Saved entries
..............................

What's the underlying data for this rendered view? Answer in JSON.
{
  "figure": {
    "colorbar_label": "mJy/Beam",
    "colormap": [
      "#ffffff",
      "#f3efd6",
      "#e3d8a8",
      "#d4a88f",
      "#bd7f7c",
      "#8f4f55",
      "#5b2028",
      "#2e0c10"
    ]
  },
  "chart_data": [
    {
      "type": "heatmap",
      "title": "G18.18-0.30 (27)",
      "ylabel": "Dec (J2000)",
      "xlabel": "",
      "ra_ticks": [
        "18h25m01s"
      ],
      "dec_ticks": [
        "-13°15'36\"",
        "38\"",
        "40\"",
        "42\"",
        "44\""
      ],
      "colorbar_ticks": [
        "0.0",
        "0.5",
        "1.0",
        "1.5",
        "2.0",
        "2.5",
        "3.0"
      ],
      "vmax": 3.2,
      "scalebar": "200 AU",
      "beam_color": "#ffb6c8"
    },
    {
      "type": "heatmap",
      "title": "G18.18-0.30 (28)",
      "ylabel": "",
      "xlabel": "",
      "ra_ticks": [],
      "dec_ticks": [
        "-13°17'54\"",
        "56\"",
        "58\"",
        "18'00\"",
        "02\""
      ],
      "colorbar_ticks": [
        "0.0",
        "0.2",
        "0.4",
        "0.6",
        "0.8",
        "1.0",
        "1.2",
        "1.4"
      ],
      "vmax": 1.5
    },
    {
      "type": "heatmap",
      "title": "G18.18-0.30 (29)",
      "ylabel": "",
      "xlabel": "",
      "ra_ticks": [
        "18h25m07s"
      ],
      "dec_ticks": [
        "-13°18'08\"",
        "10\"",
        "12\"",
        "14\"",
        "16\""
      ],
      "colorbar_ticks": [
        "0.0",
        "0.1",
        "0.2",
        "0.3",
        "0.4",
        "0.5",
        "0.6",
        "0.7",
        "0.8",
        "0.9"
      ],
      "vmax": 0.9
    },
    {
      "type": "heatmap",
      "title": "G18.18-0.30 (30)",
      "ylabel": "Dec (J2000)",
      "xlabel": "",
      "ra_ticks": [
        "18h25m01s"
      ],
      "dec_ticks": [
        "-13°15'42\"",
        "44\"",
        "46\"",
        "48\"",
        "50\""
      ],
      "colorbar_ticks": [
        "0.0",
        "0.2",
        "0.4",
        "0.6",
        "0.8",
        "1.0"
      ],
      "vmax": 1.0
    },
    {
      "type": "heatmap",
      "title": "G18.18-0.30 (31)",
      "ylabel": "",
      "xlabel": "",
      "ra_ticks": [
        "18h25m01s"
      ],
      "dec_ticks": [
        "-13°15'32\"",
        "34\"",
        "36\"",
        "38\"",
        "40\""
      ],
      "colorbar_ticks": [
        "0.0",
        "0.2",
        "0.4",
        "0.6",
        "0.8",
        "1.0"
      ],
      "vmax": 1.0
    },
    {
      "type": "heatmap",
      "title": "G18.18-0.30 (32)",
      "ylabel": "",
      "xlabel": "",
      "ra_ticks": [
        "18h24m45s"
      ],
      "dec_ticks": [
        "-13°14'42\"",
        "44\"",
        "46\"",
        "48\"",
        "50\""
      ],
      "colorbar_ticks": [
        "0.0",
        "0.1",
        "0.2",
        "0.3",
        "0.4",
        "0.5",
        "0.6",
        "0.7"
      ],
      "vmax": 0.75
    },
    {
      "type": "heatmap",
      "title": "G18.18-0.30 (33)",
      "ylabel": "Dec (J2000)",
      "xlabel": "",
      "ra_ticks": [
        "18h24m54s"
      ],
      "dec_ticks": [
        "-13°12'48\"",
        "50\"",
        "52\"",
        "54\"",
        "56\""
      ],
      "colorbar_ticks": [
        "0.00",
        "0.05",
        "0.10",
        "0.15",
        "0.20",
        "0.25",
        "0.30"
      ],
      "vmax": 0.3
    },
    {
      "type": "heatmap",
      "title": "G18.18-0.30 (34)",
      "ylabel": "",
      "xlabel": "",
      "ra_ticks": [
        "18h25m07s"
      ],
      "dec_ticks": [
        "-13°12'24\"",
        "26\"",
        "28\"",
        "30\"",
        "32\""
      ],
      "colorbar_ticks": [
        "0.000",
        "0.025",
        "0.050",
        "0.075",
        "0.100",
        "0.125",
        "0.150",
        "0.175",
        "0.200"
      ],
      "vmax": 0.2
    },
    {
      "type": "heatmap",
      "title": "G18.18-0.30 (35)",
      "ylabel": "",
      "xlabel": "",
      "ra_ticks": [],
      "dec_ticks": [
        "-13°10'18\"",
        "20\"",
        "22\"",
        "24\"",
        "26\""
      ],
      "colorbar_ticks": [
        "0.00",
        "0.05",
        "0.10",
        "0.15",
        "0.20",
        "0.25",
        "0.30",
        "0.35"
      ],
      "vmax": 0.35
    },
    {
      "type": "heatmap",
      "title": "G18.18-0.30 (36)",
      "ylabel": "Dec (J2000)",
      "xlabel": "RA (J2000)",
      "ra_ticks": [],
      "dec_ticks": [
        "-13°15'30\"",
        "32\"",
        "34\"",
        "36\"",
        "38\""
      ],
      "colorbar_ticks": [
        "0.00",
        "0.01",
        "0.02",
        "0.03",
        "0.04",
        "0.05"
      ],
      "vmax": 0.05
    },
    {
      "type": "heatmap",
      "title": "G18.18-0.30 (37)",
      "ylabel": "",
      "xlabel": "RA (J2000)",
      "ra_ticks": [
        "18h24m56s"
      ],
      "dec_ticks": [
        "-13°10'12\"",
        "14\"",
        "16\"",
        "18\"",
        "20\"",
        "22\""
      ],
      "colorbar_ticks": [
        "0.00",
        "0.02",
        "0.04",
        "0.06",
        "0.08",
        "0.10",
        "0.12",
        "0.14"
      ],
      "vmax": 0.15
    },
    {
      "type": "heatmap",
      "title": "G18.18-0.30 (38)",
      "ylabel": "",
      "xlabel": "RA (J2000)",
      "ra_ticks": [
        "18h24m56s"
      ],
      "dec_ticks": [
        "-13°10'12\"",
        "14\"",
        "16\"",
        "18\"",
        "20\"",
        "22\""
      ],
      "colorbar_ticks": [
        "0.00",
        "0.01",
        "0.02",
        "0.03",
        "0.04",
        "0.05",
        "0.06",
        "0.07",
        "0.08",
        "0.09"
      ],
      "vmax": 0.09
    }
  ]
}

..............................

[Work required]
Your answer should be only a number: how many lines of the data above contain the string "vmax"?

[Output]
12